Rewrite the dataset rows below, replacing every occurrence of "page-number" with "page-label" and keeping everything else the same.

--- START Supplied information ---

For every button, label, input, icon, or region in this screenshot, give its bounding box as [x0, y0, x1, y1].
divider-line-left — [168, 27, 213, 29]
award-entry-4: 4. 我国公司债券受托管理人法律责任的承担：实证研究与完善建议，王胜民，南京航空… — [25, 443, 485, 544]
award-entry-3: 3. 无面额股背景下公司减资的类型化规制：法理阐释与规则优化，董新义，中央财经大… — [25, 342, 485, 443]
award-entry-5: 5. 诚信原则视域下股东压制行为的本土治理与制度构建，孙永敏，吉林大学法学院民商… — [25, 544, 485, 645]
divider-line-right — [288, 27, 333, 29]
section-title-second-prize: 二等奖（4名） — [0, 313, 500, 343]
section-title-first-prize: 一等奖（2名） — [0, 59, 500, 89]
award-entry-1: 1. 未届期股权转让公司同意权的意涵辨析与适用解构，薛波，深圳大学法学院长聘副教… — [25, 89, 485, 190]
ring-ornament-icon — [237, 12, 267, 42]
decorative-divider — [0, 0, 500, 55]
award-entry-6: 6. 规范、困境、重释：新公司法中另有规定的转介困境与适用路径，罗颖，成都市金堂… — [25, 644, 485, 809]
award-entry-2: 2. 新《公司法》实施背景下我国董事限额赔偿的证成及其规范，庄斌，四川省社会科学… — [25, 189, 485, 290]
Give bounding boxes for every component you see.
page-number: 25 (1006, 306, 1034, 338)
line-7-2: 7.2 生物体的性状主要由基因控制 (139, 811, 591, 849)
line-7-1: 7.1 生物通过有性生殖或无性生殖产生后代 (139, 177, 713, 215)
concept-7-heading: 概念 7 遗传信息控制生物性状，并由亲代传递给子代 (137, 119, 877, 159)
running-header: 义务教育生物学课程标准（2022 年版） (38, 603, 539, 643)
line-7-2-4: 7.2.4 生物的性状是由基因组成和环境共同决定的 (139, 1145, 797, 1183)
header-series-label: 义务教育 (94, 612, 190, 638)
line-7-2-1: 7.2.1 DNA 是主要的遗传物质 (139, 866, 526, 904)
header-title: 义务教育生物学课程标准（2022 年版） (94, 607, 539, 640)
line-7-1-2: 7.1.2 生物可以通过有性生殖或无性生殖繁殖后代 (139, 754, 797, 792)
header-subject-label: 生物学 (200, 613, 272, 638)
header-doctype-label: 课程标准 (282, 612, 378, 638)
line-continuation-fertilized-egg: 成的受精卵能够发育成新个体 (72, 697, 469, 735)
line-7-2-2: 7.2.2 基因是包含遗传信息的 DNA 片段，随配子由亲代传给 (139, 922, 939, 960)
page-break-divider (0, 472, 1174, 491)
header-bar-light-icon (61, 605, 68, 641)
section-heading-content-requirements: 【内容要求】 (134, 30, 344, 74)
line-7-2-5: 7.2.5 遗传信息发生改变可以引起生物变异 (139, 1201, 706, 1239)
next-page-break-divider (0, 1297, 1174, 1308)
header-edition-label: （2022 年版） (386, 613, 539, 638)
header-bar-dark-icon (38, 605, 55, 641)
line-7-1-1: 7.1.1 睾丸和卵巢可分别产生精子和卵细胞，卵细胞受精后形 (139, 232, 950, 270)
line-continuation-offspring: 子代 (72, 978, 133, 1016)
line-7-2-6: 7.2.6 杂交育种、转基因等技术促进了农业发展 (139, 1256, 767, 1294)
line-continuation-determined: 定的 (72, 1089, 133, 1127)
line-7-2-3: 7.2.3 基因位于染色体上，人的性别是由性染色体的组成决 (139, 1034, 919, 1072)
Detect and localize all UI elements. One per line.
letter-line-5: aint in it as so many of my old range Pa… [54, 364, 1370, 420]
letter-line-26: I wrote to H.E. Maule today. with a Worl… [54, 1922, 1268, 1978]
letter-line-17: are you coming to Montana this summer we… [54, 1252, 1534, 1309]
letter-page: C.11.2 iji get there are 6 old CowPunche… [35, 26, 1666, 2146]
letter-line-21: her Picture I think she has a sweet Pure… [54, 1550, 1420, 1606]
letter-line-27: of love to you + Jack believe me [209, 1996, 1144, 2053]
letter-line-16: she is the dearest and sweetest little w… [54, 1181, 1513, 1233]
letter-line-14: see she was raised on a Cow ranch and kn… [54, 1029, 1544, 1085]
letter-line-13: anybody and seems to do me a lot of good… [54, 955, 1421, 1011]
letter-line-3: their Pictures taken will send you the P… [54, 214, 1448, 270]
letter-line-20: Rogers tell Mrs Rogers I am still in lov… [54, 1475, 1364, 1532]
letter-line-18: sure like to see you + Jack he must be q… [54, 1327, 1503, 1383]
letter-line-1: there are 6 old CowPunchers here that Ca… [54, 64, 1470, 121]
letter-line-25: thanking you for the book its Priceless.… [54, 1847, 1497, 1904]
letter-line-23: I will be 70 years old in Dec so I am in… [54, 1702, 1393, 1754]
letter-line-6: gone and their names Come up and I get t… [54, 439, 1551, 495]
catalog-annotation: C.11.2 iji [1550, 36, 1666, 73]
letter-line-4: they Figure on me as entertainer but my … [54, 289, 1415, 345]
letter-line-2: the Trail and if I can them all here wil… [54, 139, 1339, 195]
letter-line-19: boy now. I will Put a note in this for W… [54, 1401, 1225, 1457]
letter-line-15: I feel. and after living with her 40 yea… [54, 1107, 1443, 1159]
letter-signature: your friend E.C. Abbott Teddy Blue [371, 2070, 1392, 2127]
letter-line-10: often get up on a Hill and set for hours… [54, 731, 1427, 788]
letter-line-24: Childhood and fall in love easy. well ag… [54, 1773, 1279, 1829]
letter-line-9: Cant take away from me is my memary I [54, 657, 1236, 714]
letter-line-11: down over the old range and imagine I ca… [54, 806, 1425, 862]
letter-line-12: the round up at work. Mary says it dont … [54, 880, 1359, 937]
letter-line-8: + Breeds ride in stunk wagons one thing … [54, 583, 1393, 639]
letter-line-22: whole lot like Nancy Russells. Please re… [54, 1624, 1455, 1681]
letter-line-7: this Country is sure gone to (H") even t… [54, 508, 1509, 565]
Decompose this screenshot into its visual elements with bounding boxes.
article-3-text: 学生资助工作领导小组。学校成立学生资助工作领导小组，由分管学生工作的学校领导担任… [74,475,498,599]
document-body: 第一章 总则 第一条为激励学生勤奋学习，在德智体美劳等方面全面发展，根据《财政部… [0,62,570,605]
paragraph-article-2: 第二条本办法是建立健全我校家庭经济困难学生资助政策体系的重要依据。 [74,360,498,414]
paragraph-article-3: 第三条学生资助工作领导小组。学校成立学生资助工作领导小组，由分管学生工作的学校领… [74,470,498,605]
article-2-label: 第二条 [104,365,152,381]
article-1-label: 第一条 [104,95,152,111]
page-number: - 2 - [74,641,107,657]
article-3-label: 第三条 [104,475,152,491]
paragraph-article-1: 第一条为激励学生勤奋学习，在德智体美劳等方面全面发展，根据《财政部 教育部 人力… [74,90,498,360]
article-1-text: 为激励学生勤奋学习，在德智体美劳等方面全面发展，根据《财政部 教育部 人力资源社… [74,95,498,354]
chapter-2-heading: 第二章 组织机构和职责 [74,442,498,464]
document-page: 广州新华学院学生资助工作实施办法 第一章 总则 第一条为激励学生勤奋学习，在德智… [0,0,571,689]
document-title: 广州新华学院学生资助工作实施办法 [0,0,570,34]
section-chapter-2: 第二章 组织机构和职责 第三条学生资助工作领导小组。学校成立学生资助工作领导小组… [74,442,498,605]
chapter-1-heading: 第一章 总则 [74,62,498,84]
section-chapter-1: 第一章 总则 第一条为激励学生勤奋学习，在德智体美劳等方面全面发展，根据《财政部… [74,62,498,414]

--- END Supplied information ---

* Written response *
For every button, label, input, icon, or region in this screenshot, give its bounding box as [x0, y0, x1, y1].
divider-line-left — [168, 27, 213, 29]
award-entry-4: 4. 我国公司债券受托管理人法律责任的承担：实证研究与完善建议，王胜民，南京航空… — [25, 443, 485, 544]
award-entry-3: 3. 无面额股背景下公司减资的类型化规制：法理阐释与规则优化，董新义，中央财经大… — [25, 342, 485, 443]
award-entry-5: 5. 诚信原则视域下股东压制行为的本土治理与制度构建，孙永敏，吉林大学法学院民商… — [25, 544, 485, 645]
divider-line-right — [288, 27, 333, 29]
section-title-second-prize: 二等奖（4名） — [0, 313, 500, 343]
section-title-first-prize: 一等奖（2名） — [0, 59, 500, 89]
award-entry-1: 1. 未届期股权转让公司同意权的意涵辨析与适用解构，薛波，深圳大学法学院长聘副教… — [25, 89, 485, 190]
ring-ornament-icon — [237, 12, 267, 42]
decorative-divider — [0, 0, 500, 55]
award-entry-6: 6. 规范、困境、重释：新公司法中另有规定的转介困境与适用路径，罗颖，成都市金堂… — [25, 644, 485, 809]
award-entry-2: 2. 新《公司法》实施背景下我国董事限额赔偿的证成及其规范，庄斌，四川省社会科学… — [25, 189, 485, 290]
Give bounding boxes for every component you see.
page-label: 25 (1006, 306, 1034, 338)
line-7-2: 7.2 生物体的性状主要由基因控制 (139, 811, 591, 849)
line-7-1: 7.1 生物通过有性生殖或无性生殖产生后代 (139, 177, 713, 215)
concept-7-heading: 概念 7 遗传信息控制生物性状，并由亲代传递给子代 (137, 119, 877, 159)
running-header: 义务教育生物学课程标准（2022 年版） (38, 603, 539, 643)
line-7-2-4: 7.2.4 生物的性状是由基因组成和环境共同决定的 (139, 1145, 797, 1183)
header-series-label: 义务教育 (94, 612, 190, 638)
line-7-2-1: 7.2.1 DNA 是主要的遗传物质 (139, 866, 526, 904)
header-title: 义务教育生物学课程标准（2022 年版） (94, 607, 539, 640)
line-7-1-2: 7.1.2 生物可以通过有性生殖或无性生殖繁殖后代 (139, 754, 797, 792)
header-subject-label: 生物学 (200, 613, 272, 638)
header-doctype-label: 课程标准 (282, 612, 378, 638)
line-continuation-fertilized-egg: 成的受精卵能够发育成新个体 (72, 697, 469, 735)
line-7-2-2: 7.2.2 基因是包含遗传信息的 DNA 片段，随配子由亲代传给 (139, 922, 939, 960)
page-break-divider (0, 472, 1174, 491)
header-bar-light-icon (61, 605, 68, 641)
section-heading-content-requirements: 【内容要求】 (134, 30, 344, 74)
line-7-2-5: 7.2.5 遗传信息发生改变可以引起生物变异 (139, 1201, 706, 1239)
next-page-break-divider (0, 1297, 1174, 1308)
header-edition-label: （2022 年版） (386, 613, 539, 638)
header-bar-dark-icon (38, 605, 55, 641)
line-7-1-1: 7.1.1 睾丸和卵巢可分别产生精子和卵细胞，卵细胞受精后形 (139, 232, 950, 270)
line-continuation-offspring: 子代 (72, 978, 133, 1016)
line-7-2-6: 7.2.6 杂交育种、转基因等技术促进了农业发展 (139, 1256, 767, 1294)
line-continuation-determined: 定的 (72, 1089, 133, 1127)
line-7-2-3: 7.2.3 基因位于染色体上，人的性别是由性染色体的组成决 (139, 1034, 919, 1072)
Detect and localize all UI elements. One per line.
letter-line-5: aint in it as so many of my old range Pa… [54, 364, 1370, 420]
letter-line-26: I wrote to H.E. Maule today. with a Worl… [54, 1922, 1268, 1978]
letter-line-17: are you coming to Montana this summer we… [54, 1252, 1534, 1309]
letter-page: C.11.2 iji get there are 6 old CowPunche… [35, 26, 1666, 2146]
letter-line-21: her Picture I think she has a sweet Pure… [54, 1550, 1420, 1606]
letter-line-27: of love to you + Jack believe me [209, 1996, 1144, 2053]
letter-line-16: she is the dearest and sweetest little w… [54, 1181, 1513, 1233]
letter-line-14: see she was raised on a Cow ranch and kn… [54, 1029, 1544, 1085]
letter-line-13: anybody and seems to do me a lot of good… [54, 955, 1421, 1011]
letter-line-3: their Pictures taken will send you the P… [54, 214, 1448, 270]
letter-line-20: Rogers tell Mrs Rogers I am still in lov… [54, 1475, 1364, 1532]
letter-line-18: sure like to see you + Jack he must be q… [54, 1327, 1503, 1383]
letter-line-1: there are 6 old CowPunchers here that Ca… [54, 64, 1470, 121]
letter-line-25: thanking you for the book its Priceless.… [54, 1847, 1497, 1904]
letter-line-23: I will be 70 years old in Dec so I am in… [54, 1702, 1393, 1754]
letter-line-6: gone and their names Come up and I get t… [54, 439, 1551, 495]
catalog-annotation: C.11.2 iji [1550, 36, 1666, 73]
letter-line-4: they Figure on me as entertainer but my … [54, 289, 1415, 345]
letter-line-2: the Trail and if I can them all here wil… [54, 139, 1339, 195]
letter-line-19: boy now. I will Put a note in this for W… [54, 1401, 1225, 1457]
letter-line-15: I feel. and after living with her 40 yea… [54, 1107, 1443, 1159]
letter-signature: your friend E.C. Abbott Teddy Blue [371, 2070, 1392, 2127]
letter-line-10: often get up on a Hill and set for hours… [54, 731, 1427, 788]
letter-line-24: Childhood and fall in love easy. well ag… [54, 1773, 1279, 1829]
letter-line-9: Cant take away from me is my memary I [54, 657, 1236, 714]
letter-line-11: down over the old range and imagine I ca… [54, 806, 1425, 862]
letter-line-12: the round up at work. Mary says it dont … [54, 880, 1359, 937]
letter-line-8: + Breeds ride in stunk wagons one thing … [54, 583, 1393, 639]
letter-line-22: whole lot like Nancy Russells. Please re… [54, 1624, 1455, 1681]
letter-line-7: this Country is sure gone to (H") even t… [54, 508, 1509, 565]
Decompose this screenshot into its visual elements with bounding boxes.
article-3-text: 学生资助工作领导小组。学校成立学生资助工作领导小组，由分管学生工作的学校领导担任… [74,475,498,599]
document-body: 第一章 总则 第一条为激励学生勤奋学习，在德智体美劳等方面全面发展，根据《财政部… [0,62,570,605]
paragraph-article-2: 第二条本办法是建立健全我校家庭经济困难学生资助政策体系的重要依据。 [74,360,498,414]
paragraph-article-3: 第三条学生资助工作领导小组。学校成立学生资助工作领导小组，由分管学生工作的学校领… [74,470,498,605]
article-2-label: 第二条 [104,365,152,381]
article-1-label: 第一条 [104,95,152,111]
page-label: - 2 - [74,641,107,657]
article-3-label: 第三条 [104,475,152,491]
paragraph-article-1: 第一条为激励学生勤奋学习，在德智体美劳等方面全面发展，根据《财政部 教育部 人力… [74,90,498,360]
article-1-text: 为激励学生勤奋学习，在德智体美劳等方面全面发展，根据《财政部 教育部 人力资源社… [74,95,498,354]
chapter-2-heading: 第二章 组织机构和职责 [74,442,498,464]
document-page: 广州新华学院学生资助工作实施办法 第一章 总则 第一条为激励学生勤奋学习，在德智… [0,0,571,689]
document-title: 广州新华学院学生资助工作实施办法 [0,0,570,34]
section-chapter-2: 第二章 组织机构和职责 第三条学生资助工作领导小组。学校成立学生资助工作领导小组… [74,442,498,605]
chapter-1-heading: 第一章 总则 [74,62,498,84]
section-chapter-1: 第一章 总则 第一条为激励学生勤奋学习，在德智体美劳等方面全面发展，根据《财政部… [74,62,498,414]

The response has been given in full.